begin INPUT ROWS

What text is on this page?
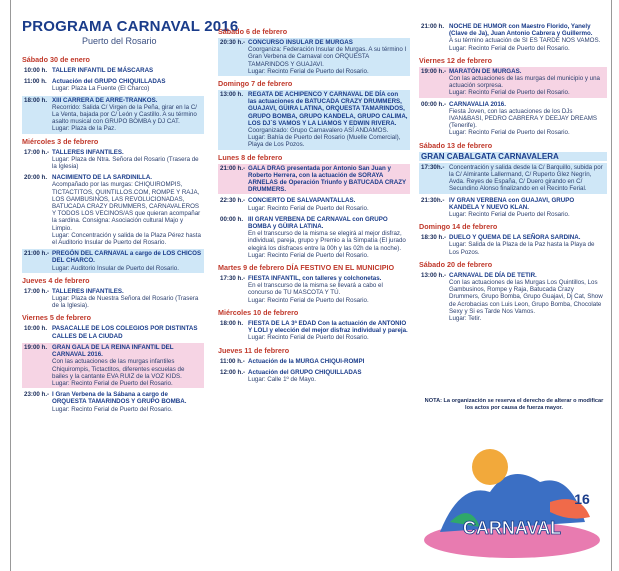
PROGRAMA CARNAVAL 2016
Puerto del Rosario
Sábado 30 de enero
10:00 h. TALLER INFANTIL DE MÁSCARAS
11:00 h. Actuación del GRUPO CHIQUILLADAS
Lugar: Plaza La Fuente (El Charco)
18:00 h. XIII CARRERA DE ARRE-TRANKOS.
Recorrido: Salida C/ Virgen de la Peña, girar en la C/ La Venta, bajada por C/ León y Castillo. A su término asalto musical con GRUPO BOMBA y DJ CAT.
Lugar: Plaza de la Paz.
Miércoles 3 de febrero
17:00 h.- TALLERES INFANTILES.
Lugar: Plaza de Ntra. Señora del Rosario (Trasera de la Iglesia)
20:00 h. NACIMIENTO DE LA SARDINILLA.
Acompañado por las murgas: CHIQUIROMPIS, TICTACTITOS, QUINTILLOS.COM, ROMPE Y RAJA, LOS GAMBUSINOS, LAS REVOLUCIONADAS, BATUCADA CRAZY DRUMMERS, CARNAVALEROS Y TODOS LOS VECINOS/AS que quieran acompañar la sardina. Consigna: Asociación cultural Majo y Limpio.
Lugar: Concentración y salida de la Plaza Pérez hasta el Auditorio Insular de Puerto del Rosario.
21:00 h.- PREGÓN DEL CARNAVAL a cargo de LOS CHICOS DEL CHARCO.
Lugar: Auditorio Insular de Puerto del Rosario.
Jueves 4 de febrero
17:00 h.- TALLERES INFANTILES.
Lugar: Plaza de Nuestra Señora del Rosario (Trasera de la Iglesia).
Viernes 5 de febrero
10:00 h. PASACALLE DE LOS COLEGIOS POR DISTINTAS CALLES DE LA CIUDAD
19:00 h. GRAN GALA DE LA REINA INFANTIL DEL CARNAVAL 2016.
Con las actuaciones de las murgas infantiles Chiquirompis, Tictactitos, diferentes escuelas de bailes y la cantante EVA RUIZ de la VOZ KIDS.
Lugar: Recinto Ferial de Puerto del Rosario.
23:00 h.- I Gran Verbena de la Sábana a cargo de ORQUESTA TAMARINDOS Y GRUPO BOMBA.
Lugar: Recinto Ferial de Puerto del Rosario.
Sábado 6 de febrero
20:30 h.- CONCURSO INSULAR DE MURGAS
Coorganiza: Federación Insular de Murgas. A su término I Gran Verbena de Carnaval con ORQUESTA TAMARINDOS Y GUAJAVI.
Lugar: Recinto Ferial de Puerto del Rosario.
Domingo 7 de febrero
13:00 h. REGATA DE ACHIPENCO Y CARNAVAL DE DÍA con las actuaciones de BATUCADA CRAZY DRUMMERS, GUAJAVI, GÜIRA LATINA, ORQUESTA TAMARINDOS, GRUPO BOMBA, GRUPO KANDELA, GRUPO CALIMA, LOS DJ´S VAMOS Y LA LIAMOS Y EDWIN RIVERA.
Coorganizado: Grupo Carnavalero ASÍ ANDAMOS.
Lugar: Bahía de Puerto del Rosario (Muelle Comercial), Playa de Los Pozos.
Lunes 8 de febrero
21:00 h.- GALA DRAG presentada por Antonio San Juan y Roberto Herrera, con la actuación de SORAYA ARNELAS de Operación Triunfo y BATUCADA CRAZY DRUMMERS.
22:30 h.- CONCIERTO DE SALVAPANTALLAS.
Lugar: Recinto Ferial de Puerto del Rosario.
00:00 h. III GRAN VERBENA DE CARNAVAL con GRUPO BOMBA y GÜIRA LATINA.
En el transcurso de la misma se elegirá al mejor disfraz, individual, pareja, grupo y Premio a la Simpatía (El jurado elegirá los disfraces entre la 00h y las 02h de la noche).
Lugar: Recinto Ferial de Puerto del Rosario.
Martes 9 de febrero DÍA FESTIVO EN EL MUNICIPIO
17:30 h.- FIESTA INFANTIL, con talleres y colchonetas.
En el transcurso de la misma se llevará a cabo el concurso de TU MASCOTA Y TÚ.
Lugar: Recinto Ferial de Puerto del Rosario.
Miércoles 10 de febrero
18:00 h. FIESTA DE LA 3ª EDAD Con la actuación de ANTONIO Y LOLI y elección del mejor disfraz individual y pareja.
Lugar: Recinto Ferial de Puerto del Rosario.
Jueves 11 de febrero
11:00 h.- Actuación de la MURGA CHIQUI-ROMPI
12:00 h.- Actuación del GRUPO CHIQUILLADAS
Lugar: Calle 1º de Mayo.
21:00 h. NOCHE DE HUMOR con Maestro Florido, Yanely (Clave de Ja), Juan Antonio Cabrera y Guillermo.
A su término actuación de SI ES TARDE NOS VAMOS.
Lugar: Recinto Ferial de Puerto del Rosario.
Viernes 12 de febrero
19:00 h.- MARATÓN DE MURGAS.
Con las actuaciones de las murgas del municipio y una actuación sorpresa.
Lugar: Recinto Ferial de Puerto del Rosario.
00:00 h.- CARNAVALIA 2016.
Fiesta Joven, con las actuaciones de los DJs IVAN&BASI, PEDRO CABRERA Y DEEJAY DREAMS (Tenerife).
Lugar: Recinto Ferial de Puerto del Rosario.
Sábado 13 de febrero
GRAN CABALGATA CARNAVALERA
17:30h.- Concentración y salida desde la C/ Barquillo, subida por la C/ Almirante Lallermand, C/ Ruperto Glez Negrín, Avda. Reyes de España, C/ Duero girando en C/ Secundino Alonso finalizando en el Recinto Ferial.
21:30h.- IV GRAN VERBENA con GUAJAVI, GRUPO KANDELA Y NUEVO KLAN.
Lugar: Recinto Ferial de Puerto del Rosario.
Domingo 14 de febrero
18:30 h.- DUELO Y QUEMA DE LA SEÑORA SARDINA.
Lugar: Salida de la Plaza de la Paz hasta la Playa de Los Pozos.
Sábado 20 de febrero
13:00 h.- CARNAVAL DE DÍA DE TETIR.
Con las actuaciones de las Murgas Los Quintillos, Los Gambusinos, Rompe y Raja, Batucada Crazy Drummers, Grupo Bomba, Grupo Guajavi, Dj Cat, Show de Acrobacias con Luis Leon, Grupo Bomba, Chocolate Sexy y Si es Tarde Nos Vamos.
Lugar: Tetir.
NOTA: La organización se reserva el derecho de alterar o modificar los actos por causa de fuerza mayor.
CARNAVAL
16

end INPUT ROWS

YOUR OBJECTIVE ▸ All of the records above must be copied exactly, except for the pictures.

RESULT OF THE EXERCISE ▸
What text is on this page?
PROGRAMA CARNAVAL 2016
Puerto del Rosario
Sábado 30 de enero
10:00 h. TALLER INFANTIL DE MÁSCARAS
11:00 h. Actuación del GRUPO CHIQUILLADAS
Lugar: Plaza La Fuente (El Charco)
18:00 h. XIII CARRERA DE ARRE-TRANKOS.
Recorrido: Salida C/ Virgen de la Peña, girar en la C/ La Venta, bajada por C/ León y Castillo. A su término asalto musical con GRUPO BOMBA y DJ CAT.
Lugar: Plaza de la Paz.
Miércoles 3 de febrero
17:00 h.- TALLERES INFANTILES.
Lugar: Plaza de Ntra. Señora del Rosario (Trasera de la Iglesia)
20:00 h. NACIMIENTO DE LA SARDINILLA.
Acompañado por las murgas: CHIQUIROMPIS, TICTACTITOS, QUINTILLOS.COM, ROMPE Y RAJA, LOS GAMBUSINOS, LAS REVOLUCIONADAS, BATUCADA CRAZY DRUMMERS, CARNAVALEROS Y TODOS LOS VECINOS/AS que quieran acompañar la sardina. Consigna: Asociación cultural Majo y Limpio.
Lugar: Concentración y salida de la Plaza Pérez hasta el Auditorio Insular de Puerto del Rosario.
21:00 h.- PREGÓN DEL CARNAVAL a cargo de LOS CHICOS DEL CHARCO.
Lugar: Auditorio Insular de Puerto del Rosario.
Jueves 4 de febrero
17:00 h.- TALLERES INFANTILES.
Lugar: Plaza de Nuestra Señora del Rosario (Trasera de la Iglesia).
Viernes 5 de febrero
10:00 h. PASACALLE DE LOS COLEGIOS POR DISTINTAS CALLES DE LA CIUDAD
19:00 h. GRAN GALA DE LA REINA INFANTIL DEL CARNAVAL 2016.
Con las actuaciones de las murgas infantiles Chiquirompis, Tictactitos, diferentes escuelas de bailes y la cantante EVA RUIZ de la VOZ KIDS.
Lugar: Recinto Ferial de Puerto del Rosario.
23:00 h.- I Gran Verbena de la Sábana a cargo de ORQUESTA TAMARINDOS Y GRUPO BOMBA.
Lugar: Recinto Ferial de Puerto del Rosario.
Sábado 6 de febrero
20:30 h.- CONCURSO INSULAR DE MURGAS
Coorganiza: Federación Insular de Murgas. A su término I Gran Verbena de Carnaval con ORQUESTA TAMARINDOS Y GUAJAVI.
Lugar: Recinto Ferial de Puerto del Rosario.
Domingo 7 de febrero
13:00 h. REGATA DE ACHIPENCO Y CARNAVAL DE DÍA con las actuaciones de BATUCADA CRAZY DRUMMERS, GUAJAVI, GÜIRA LATINA, ORQUESTA TAMARINDOS, GRUPO BOMBA, GRUPO KANDELA, GRUPO CALIMA, LOS DJ´S VAMOS Y LA LIAMOS Y EDWIN RIVERA.
Coorganizado: Grupo Carnavalero ASÍ ANDAMOS.
Lugar: Bahía de Puerto del Rosario (Muelle Comercial), Playa de Los Pozos.
Lunes 8 de febrero
21:00 h.- GALA DRAG presentada por Antonio San Juan y Roberto Herrera, con la actuación de SORAYA ARNELAS de Operación Triunfo y BATUCADA CRAZY DRUMMERS.
22:30 h.- CONCIERTO DE SALVAPANTALLAS.
Lugar: Recinto Ferial de Puerto del Rosario.
00:00 h. III GRAN VERBENA DE CARNAVAL con GRUPO BOMBA y GÜIRA LATINA.
En el transcurso de la misma se elegirá al mejor disfraz, individual, pareja, grupo y Premio a la Simpatía (El jurado elegirá los disfraces entre la 00h y las 02h de la noche).
Lugar: Recinto Ferial de Puerto del Rosario.
Martes 9 de febrero DÍA FESTIVO EN EL MUNICIPIO
17:30 h.- FIESTA INFANTIL, con talleres y colchonetas.
En el transcurso de la misma se llevará a cabo el concurso de TU MASCOTA Y TÚ.
Lugar: Recinto Ferial de Puerto del Rosario.
Miércoles 10 de febrero
18:00 h. FIESTA DE LA 3ª EDAD Con la actuación de ANTONIO Y LOLI y elección del mejor disfraz individual y pareja.
Lugar: Recinto Ferial de Puerto del Rosario.
Jueves 11 de febrero
11:00 h.- Actuación de la MURGA CHIQUI-ROMPI
12:00 h.- Actuación del GRUPO CHIQUILLADAS
Lugar: Calle 1º de Mayo.
21:00 h. NOCHE DE HUMOR con Maestro Florido, Yanely (Clave de Ja), Juan Antonio Cabrera y Guillermo.
A su término actuación de SI ES TARDE NOS VAMOS.
Lugar: Recinto Ferial de Puerto del Rosario.
Viernes 12 de febrero
19:00 h.- MARATÓN DE MURGAS.
Con las actuaciones de las murgas del municipio y una actuación sorpresa.
Lugar: Recinto Ferial de Puerto del Rosario.
00:00 h.- CARNAVALIA 2016.
Fiesta Joven, con las actuaciones de los DJs IVAN&BASI, PEDRO CABRERA Y DEEJAY DREAMS (Tenerife).
Lugar: Recinto Ferial de Puerto del Rosario.
Sábado 13 de febrero
GRAN CABALGATA CARNAVALERA
17:30h.- Concentración y salida desde la C/ Barquillo, subida por la C/ Almirante Lallermand, C/ Ruperto Glez Negrín, Avda. Reyes de España, C/ Duero girando en C/ Secundino Alonso finalizando en el Recinto Ferial.
21:30h.- IV GRAN VERBENA con GUAJAVI, GRUPO KANDELA Y NUEVO KLAN.
Lugar: Recinto Ferial de Puerto del Rosario.
Domingo 14 de febrero
18:30 h.- DUELO Y QUEMA DE LA SEÑORA SARDINA.
Lugar: Salida de la Plaza de la Paz hasta la Playa de Los Pozos.
Sábado 20 de febrero
13:00 h.- CARNAVAL DE DÍA DE TETIR.
Con las actuaciones de las Murgas Los Quintillos, Los Gambusinos, Rompe y Raja, Batucada Crazy Drummers, Grupo Bomba, Grupo Guajavi, Dj Cat, Show de Acrobacias con Luis Leon, Grupo Bomba, Chocolate Sexy y Si es Tarde Nos Vamos.
Lugar: Tetir.
NOTA: La organización se reserva el derecho de alterar o modificar los actos por causa de fuerza mayor.
CARNAVAL
16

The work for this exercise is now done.